▶ EXTRACTED TEXT

3 Powerful Practices That Help Women Advance At Work

What helps women advance in the workforce? This International Women’s Day, we draw three insights from research to suggest how companies and executives can help achieve #EachforEqual.  GETTY

This Sunday, March 8th, is International Women’s Day. Founded by the United Nations in 1975, this is the 45th year of observance, and yet the fight for equality continues globally. This year’s theme, #EachforEqual, is a reminder that “an equal world is an enabled world” where each of us have a role to play in fighting bias, improving situations, and celebrating women’s achievements. (See the official website for more details.)

3 Powerful Practices That Help Women Advance At Work
3 Powerful Practices That Help Women Advance At Work

At the Center for Values-Driven Leadership, we help executives create companies where men and women flourish. Yet as we look across the corporate landscape, it’s clear that as leaders advance through organizations, it’s most often men who are promoted into executive leadership positions. Last year’s Fortune 500 featured more female CEOs than ever before: just 33.

▶ INFORMATION GIVEN

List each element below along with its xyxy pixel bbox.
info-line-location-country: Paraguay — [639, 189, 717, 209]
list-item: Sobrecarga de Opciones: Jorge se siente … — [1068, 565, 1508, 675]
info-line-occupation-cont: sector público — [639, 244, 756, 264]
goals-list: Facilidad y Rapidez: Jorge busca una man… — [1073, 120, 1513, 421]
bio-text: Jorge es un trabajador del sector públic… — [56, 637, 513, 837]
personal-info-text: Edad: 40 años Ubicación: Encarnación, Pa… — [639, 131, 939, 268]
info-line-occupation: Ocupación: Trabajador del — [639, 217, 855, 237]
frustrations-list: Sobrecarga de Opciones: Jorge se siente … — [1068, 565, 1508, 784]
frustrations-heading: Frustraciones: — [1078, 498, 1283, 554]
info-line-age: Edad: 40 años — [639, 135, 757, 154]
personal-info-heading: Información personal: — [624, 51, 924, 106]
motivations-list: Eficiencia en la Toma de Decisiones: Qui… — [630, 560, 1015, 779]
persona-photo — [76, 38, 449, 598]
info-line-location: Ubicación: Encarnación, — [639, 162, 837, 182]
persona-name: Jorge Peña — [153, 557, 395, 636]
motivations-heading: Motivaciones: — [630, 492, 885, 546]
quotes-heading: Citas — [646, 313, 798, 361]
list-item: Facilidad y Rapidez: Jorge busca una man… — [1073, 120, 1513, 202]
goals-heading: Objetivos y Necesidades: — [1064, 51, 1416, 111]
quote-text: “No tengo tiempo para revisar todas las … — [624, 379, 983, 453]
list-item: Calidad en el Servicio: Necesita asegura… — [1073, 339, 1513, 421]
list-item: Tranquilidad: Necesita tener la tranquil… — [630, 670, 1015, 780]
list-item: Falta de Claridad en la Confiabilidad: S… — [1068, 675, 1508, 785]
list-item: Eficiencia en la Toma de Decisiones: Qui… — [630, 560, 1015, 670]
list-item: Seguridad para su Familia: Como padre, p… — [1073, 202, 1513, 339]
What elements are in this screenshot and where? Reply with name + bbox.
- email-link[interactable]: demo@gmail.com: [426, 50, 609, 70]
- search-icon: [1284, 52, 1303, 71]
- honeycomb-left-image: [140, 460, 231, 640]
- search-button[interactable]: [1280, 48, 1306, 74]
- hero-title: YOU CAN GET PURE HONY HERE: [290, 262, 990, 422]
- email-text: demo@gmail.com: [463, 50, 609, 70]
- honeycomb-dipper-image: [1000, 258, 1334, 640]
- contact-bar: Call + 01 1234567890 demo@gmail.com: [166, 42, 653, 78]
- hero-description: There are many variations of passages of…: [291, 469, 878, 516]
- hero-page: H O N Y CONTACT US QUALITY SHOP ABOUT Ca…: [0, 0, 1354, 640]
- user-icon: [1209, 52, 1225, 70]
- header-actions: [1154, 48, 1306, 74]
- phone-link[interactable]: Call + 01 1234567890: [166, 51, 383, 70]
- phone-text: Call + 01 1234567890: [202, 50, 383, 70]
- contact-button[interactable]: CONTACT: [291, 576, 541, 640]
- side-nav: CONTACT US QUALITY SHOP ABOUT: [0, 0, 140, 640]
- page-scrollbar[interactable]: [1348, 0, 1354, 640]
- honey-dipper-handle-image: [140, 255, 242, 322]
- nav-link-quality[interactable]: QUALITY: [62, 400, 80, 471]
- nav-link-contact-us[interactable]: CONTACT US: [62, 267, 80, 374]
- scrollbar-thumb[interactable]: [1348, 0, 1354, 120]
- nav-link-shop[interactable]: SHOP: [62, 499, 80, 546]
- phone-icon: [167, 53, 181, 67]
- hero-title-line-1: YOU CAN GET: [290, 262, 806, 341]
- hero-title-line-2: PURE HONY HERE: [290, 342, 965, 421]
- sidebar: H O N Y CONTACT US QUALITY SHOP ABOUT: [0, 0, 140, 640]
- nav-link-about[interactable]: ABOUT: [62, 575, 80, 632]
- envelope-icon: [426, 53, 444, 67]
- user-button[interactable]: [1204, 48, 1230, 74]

▶ REQUIRED TASKS
a – Answer from the article on helping women advance at work:
(i) In what year did the United Nations found International Women's Day?
(ii) What is this year's theme?
(iii) How many female CEOs did last year's Fortune 500 feature?
b – Please write the next few sentences of the article on helping women advance at work, picking up after its final sentence.

▶ RESULTS OF THE TASKS
a –
(i) 1975
(ii) #EachforEqual
(iii) 33

b –
How do we overcome the obstacles that keep women from reaching the highest levels of organizational life? Below, we draw from recent research to suggest three new insights that help answer this question.

Three insights that help women advance at work

Get rid of cultures of overwork

New research featured in Harvard Business Review went inside a global consulting firm – the sort of firm that expects weekly travel and 24/7 availability – to find out why women weren’t advancing. Traditional logic says it is because of what researchers call “the work/family narrative,” the idea that women’s commitment to their families makes them unwilling to put in the long hours necessary to advance in a demanding organization”.

The work/family narrative implies that it is a woman’s choice that holds her back. Not advancing because you don’t want to travel every week? That’s your problem, not the company’s.